▸ **Your goal**: Render as a numbered list the lines from the line with "star-icon bbox=[107, 102, 118, 115]" up to and including the line with "star-icon bbox=[129, 618, 140, 631]", leaving out any blank lines.

▸ **Data for this exercise**:
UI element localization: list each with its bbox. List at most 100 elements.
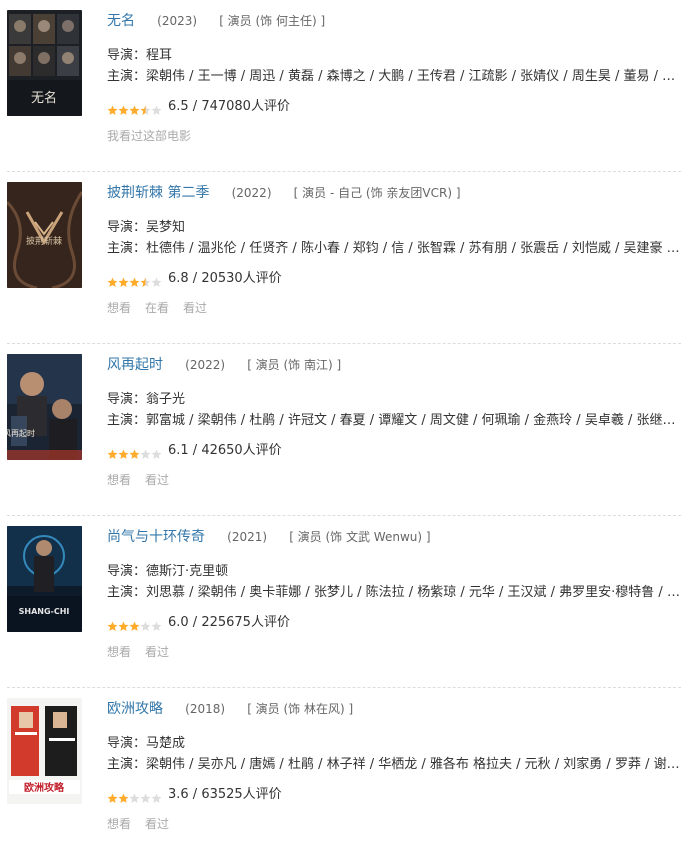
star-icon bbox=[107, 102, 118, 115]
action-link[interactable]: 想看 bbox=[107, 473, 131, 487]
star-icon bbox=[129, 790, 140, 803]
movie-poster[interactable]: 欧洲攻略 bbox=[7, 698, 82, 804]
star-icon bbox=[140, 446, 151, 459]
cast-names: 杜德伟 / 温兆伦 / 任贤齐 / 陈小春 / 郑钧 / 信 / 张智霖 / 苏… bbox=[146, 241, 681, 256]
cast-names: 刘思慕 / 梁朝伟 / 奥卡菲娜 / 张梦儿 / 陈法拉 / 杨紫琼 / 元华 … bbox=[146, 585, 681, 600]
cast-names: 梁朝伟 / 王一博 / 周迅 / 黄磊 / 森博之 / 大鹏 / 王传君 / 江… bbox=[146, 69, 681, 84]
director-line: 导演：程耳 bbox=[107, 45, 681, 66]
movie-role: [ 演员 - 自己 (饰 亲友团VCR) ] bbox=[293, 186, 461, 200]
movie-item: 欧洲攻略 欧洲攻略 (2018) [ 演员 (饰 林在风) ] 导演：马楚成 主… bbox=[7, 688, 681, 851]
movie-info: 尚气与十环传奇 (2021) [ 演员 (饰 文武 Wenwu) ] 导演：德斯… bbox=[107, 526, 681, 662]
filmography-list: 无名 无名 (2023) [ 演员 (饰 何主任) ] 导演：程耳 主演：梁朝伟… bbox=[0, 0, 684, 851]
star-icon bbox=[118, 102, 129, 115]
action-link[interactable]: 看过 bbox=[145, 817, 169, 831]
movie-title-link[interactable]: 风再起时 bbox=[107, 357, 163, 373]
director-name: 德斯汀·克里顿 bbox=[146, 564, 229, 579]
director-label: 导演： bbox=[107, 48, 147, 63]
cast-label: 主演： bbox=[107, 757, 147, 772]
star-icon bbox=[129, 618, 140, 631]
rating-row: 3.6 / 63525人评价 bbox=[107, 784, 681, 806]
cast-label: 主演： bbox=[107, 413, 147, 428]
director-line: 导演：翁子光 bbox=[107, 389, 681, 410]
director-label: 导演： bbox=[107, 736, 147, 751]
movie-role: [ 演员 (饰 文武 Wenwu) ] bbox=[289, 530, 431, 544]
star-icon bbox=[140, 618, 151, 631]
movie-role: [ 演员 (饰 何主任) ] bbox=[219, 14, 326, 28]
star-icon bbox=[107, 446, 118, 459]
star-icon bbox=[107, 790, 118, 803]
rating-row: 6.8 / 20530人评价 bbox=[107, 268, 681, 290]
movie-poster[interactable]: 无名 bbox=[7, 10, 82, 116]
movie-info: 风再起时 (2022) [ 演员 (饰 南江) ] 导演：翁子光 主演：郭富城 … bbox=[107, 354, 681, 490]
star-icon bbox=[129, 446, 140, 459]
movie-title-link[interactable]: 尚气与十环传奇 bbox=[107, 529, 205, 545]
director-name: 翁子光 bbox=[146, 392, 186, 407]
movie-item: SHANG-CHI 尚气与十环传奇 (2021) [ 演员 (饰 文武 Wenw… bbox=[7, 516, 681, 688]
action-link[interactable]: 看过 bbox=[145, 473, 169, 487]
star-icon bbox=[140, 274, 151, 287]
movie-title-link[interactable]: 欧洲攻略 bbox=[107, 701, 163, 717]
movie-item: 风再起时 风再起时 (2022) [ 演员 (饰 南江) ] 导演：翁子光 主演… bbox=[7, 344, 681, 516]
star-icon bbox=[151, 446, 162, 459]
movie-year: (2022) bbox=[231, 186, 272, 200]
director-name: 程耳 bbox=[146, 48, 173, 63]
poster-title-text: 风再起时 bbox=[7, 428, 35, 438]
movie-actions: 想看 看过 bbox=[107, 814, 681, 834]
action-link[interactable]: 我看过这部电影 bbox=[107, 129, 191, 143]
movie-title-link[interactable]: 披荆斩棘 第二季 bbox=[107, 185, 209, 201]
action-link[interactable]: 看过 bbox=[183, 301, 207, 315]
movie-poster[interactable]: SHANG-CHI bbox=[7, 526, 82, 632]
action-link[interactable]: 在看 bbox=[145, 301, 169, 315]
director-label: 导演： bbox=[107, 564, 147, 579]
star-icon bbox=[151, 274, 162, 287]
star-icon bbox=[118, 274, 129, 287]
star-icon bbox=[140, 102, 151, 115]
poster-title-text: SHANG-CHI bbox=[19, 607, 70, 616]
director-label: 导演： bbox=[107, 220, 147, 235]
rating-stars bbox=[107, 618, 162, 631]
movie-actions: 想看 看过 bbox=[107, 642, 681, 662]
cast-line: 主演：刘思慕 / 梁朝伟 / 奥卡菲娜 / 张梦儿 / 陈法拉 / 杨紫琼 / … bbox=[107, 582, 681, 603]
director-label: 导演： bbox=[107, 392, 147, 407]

▸ **Task answer**:
1. star-icon bbox=[107, 102, 118, 115]
2. action-link[interactable]: 想看 bbox=[107, 473, 131, 487]
3. star-icon bbox=[129, 790, 140, 803]
4. movie-poster[interactable]: 欧洲攻略 bbox=[7, 698, 82, 804]
5. star-icon bbox=[140, 446, 151, 459]
6. cast-names: 杜德伟 / 温兆伦 / 任贤齐 / 陈小春 / 郑钧 / 信 / 张智霖 / 苏… bbox=[146, 241, 681, 256]
7. cast-names: 刘思慕 / 梁朝伟 / 奥卡菲娜 / 张梦儿 / 陈法拉 / 杨紫琼 / 元华 … bbox=[146, 585, 681, 600]
8. cast-names: 梁朝伟 / 王一博 / 周迅 / 黄磊 / 森博之 / 大鹏 / 王传君 / 江… bbox=[146, 69, 681, 84]
9. director-line: 导演：程耳 bbox=[107, 45, 681, 66]
10. movie-role: [ 演员 - 自己 (饰 亲友团VCR) ] bbox=[293, 186, 461, 200]
11. movie-item: 欧洲攻略 欧洲攻略 (2018) [ 演员 (饰 林在风) ] 导演：马楚成 主… bbox=[7, 688, 681, 851]
12. movie-info: 尚气与十环传奇 (2021) [ 演员 (饰 文武 Wenwu) ] 导演：德斯… bbox=[107, 526, 681, 662]
13. filmography-list: 无名 无名 (2023) [ 演员 (饰 何主任) ] 导演：程耳 主演：梁朝伟… bbox=[0, 0, 684, 851]
14. star-icon bbox=[118, 102, 129, 115]
15. action-link[interactable]: 看过 bbox=[145, 817, 169, 831]
16. movie-title-link[interactable]: 风再起时 bbox=[107, 357, 163, 373]
17. director-name: 德斯汀·克里顿 bbox=[146, 564, 229, 579]
18. director-label: 导演： bbox=[107, 48, 147, 63]
19. cast-label: 主演： bbox=[107, 757, 147, 772]
20. star-icon bbox=[129, 618, 140, 631]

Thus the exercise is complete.